» Apply what you read
1. Answer these questions from the blog text below:
(a) What two materials does the writer suggest a marriage stone might be carved in?
(b) Which character is the writer's all-time favorite David Strathairn role, and in which movie?
(c) Where was Strathairn's paternal grandfather, Thomas Scott Strathairn, from?
2. The blog text below suggests places from which a couple might collect a stone together for their marriage stone. List every place it suggests.

» Document section
********

Tomorrow, Marriage Stones of Today…
June 27, 2008 07:14 - Modern Marriage Stones
As you've read over the last posts, Scottish marriage stones were once quite fashionable as a means of recording a marriage and the home the couple lived in.
The thought might be stirring around in your mind that you, too, could have a marriage stone.
I've not been able to collect any details, but Prince Charles and Camille were presented with a larger than life marriage stone, which sits in a garden somewhere in the United Kingdom.
If they can, so can you. Yours might be carved in wood or stone. Using a stone from Scotland would be quite appropriate. But one the two of you collect together would be less expensive and possibly more memorable. It could be from a favorite spot, your wedding venue, the honeymoon location, or even the yard of your first home,
The possibilities are endless, limited only by your own imagination and pocket-book.
If you do decide to create one, I'd look to see a photo.
Coming Monday, David Strathairn, American actor, Scottish heritage…
June 30, 2008 09:14 - David Strathairn, American Actor
David Strathairn is one of my favorite American actors. His presence in movies has slowly grown on me over the years, beginning in Eight Men Out in 1988.
My all time favorite is Erwin 'Whistler' Emory, in Sneakers. As a blind geek, Whistler drove the rescue step-van across a parking lot with Robert Redford giving him directions via a walkie-talkie.
Other movie I've enjoyed him in ~
- The Firm (1983), as the jailbird brother of Tom Cruise
- Memphis Belle (1990), as the airbase commander
- Delores Claiborne (1995), as the low-life husband
- A Midsummer Night's Dream (1999), as Theseus
- Good Night and Good Luck (2005), as Edward R. Morrow
- We Are Marshall (2006), as Marshall University President
- The Bourne Ultimatum (2007) as Deputy Director Noah Vosen
Image courtesy Wikipedia
Though I've not seen The Spiderwick Chronicles (2008) yet, I'm looking forward to his role as Arthur Spiderwick.
David is known for delivering a powerful, yet understated, performance.
His paternal grandfather, Thomas Scott Strathairn was from Crieff, in Perthshire. This ancestry, along with a paternal Hawaiian grandmother, explains his dark, craggy good looks.
The name 'Strathearn' means the valley of the River Earn, which runs from Loch Earn, past Perth and Dundee, to the Firth of Tay on the North Sea.
David's family would wear the Strathearn District Tartan WR1890.
Strathearn District tartan WR1890
Edward, the Duke of Kent and of Strathearn, father of Queen Victoria, wore the Strathearn tartan. As Colonel of the Royal Scots Regiment from 1801 to 1821, he attempted to dress the regiment in his tartan. The Comrie Pipe Band, located in the Strathearn District, wears the Strathearn tartan.

********

» Excerpted data

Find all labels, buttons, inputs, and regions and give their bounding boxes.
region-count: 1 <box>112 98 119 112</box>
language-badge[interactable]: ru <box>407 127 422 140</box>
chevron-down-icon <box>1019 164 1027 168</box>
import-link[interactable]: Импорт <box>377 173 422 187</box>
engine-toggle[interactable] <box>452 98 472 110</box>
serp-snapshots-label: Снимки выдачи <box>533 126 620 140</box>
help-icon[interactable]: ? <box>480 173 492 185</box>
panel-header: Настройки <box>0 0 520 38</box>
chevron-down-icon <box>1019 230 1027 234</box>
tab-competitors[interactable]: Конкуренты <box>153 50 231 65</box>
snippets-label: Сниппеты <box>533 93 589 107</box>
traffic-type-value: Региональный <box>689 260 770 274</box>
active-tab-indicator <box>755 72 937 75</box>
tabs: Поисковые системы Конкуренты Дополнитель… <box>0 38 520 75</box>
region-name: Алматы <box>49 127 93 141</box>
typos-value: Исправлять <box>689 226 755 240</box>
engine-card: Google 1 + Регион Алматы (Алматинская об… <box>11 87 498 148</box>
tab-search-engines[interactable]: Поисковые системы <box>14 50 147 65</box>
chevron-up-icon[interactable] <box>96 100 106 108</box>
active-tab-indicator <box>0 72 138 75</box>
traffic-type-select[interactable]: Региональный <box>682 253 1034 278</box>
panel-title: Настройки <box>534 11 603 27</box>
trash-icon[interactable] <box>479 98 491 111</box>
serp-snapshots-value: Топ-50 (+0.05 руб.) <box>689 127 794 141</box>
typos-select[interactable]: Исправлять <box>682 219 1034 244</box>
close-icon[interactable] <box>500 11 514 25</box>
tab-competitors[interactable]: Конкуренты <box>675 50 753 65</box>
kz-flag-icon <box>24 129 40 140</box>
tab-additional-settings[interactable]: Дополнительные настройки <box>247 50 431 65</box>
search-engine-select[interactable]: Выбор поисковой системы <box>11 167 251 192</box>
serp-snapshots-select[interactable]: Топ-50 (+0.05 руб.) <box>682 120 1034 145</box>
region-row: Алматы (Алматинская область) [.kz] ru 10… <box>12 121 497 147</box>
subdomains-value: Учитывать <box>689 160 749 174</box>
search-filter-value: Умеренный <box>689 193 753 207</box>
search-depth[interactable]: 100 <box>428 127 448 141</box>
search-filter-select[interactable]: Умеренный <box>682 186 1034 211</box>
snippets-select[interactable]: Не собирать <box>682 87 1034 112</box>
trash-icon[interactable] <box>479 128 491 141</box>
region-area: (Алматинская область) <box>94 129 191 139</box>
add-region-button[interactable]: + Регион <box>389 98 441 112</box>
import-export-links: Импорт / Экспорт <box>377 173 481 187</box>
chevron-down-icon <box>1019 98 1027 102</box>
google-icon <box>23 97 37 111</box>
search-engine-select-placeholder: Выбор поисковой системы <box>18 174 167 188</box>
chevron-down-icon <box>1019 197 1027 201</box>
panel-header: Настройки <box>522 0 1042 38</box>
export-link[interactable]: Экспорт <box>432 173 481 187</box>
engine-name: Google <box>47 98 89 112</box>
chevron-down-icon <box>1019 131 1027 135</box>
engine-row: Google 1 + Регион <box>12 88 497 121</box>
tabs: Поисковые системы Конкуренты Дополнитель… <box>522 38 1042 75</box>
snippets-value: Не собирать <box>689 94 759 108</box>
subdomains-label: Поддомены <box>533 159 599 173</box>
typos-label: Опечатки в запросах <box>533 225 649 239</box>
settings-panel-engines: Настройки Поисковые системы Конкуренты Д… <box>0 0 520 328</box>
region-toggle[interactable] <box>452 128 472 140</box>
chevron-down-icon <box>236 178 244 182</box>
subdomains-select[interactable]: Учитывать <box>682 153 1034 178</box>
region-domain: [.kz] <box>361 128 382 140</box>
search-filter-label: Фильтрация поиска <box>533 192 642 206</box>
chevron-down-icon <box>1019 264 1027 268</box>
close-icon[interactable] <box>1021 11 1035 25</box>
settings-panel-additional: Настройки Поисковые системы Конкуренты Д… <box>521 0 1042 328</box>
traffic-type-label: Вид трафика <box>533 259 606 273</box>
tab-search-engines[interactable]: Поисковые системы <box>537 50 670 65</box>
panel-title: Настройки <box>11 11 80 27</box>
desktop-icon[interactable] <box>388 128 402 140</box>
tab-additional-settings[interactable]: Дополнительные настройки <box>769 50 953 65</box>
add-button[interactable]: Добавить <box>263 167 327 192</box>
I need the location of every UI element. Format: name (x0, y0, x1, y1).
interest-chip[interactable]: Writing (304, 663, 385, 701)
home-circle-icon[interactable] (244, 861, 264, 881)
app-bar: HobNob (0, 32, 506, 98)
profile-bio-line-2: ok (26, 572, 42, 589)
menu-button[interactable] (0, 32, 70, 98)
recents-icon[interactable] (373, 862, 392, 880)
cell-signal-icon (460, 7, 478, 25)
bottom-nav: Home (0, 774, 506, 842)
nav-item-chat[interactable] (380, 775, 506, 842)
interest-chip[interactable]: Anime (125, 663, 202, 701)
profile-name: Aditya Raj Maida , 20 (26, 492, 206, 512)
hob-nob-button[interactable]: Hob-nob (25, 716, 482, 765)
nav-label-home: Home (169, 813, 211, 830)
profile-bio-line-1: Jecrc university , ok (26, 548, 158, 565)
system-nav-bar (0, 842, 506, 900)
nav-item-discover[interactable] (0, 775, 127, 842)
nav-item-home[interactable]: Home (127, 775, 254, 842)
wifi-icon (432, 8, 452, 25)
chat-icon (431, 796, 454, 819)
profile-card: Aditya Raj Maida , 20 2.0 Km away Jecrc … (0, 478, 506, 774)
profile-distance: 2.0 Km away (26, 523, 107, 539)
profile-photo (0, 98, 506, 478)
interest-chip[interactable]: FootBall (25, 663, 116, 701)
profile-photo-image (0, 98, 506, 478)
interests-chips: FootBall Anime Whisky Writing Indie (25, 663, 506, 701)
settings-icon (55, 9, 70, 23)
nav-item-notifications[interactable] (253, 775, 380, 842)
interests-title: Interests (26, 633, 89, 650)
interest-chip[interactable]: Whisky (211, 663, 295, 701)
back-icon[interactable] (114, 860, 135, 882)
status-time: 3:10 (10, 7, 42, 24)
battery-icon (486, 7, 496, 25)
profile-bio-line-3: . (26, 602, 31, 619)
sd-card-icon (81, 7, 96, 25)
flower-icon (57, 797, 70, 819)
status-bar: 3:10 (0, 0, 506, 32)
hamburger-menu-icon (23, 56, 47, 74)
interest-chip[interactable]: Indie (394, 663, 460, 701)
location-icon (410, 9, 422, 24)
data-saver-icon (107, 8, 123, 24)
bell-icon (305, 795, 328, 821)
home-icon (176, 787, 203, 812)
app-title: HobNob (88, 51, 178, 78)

********

» Numbered answers
1.
(a) Wood or stone.
(b) Erwin 'Whistler' Emory, in Sneakers.
(c) Crieff, in Perthshire.

2.
- A favorite spot
- The wedding venue
- The honeymoon location
- The yard of the couple's first home